YOUR OBJECTIVE — Identify each line in the data below that contains the word "with" and copy it out.

Collected data entries:
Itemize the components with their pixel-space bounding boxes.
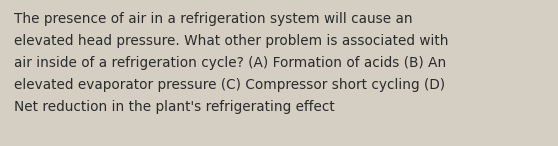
- Text: elevated evaporator pressure (C) Compressor short cycling (D): elevated evaporator pressure (C) Compres…: [14, 78, 445, 92]
- Text: elevated head pressure. What other problem is associated with: elevated head pressure. What other probl…: [14, 34, 449, 48]
- Text: air inside of a refrigeration cycle? (A) Formation of acids (B) An: air inside of a refrigeration cycle? (A)…: [14, 56, 446, 70]
- Text: The presence of air in a refrigeration system will cause an: The presence of air in a refrigeration s…: [14, 12, 412, 26]
- Text: Net reduction in the plant's refrigerating effect: Net reduction in the plant's refrigerati…: [14, 100, 335, 114]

TASK OUTPUT —
Itemize the components with their pixel-space bounding boxes.
- Text: elevated head pressure. What other problem is associated with: elevated head pressure. What other probl…: [14, 34, 449, 48]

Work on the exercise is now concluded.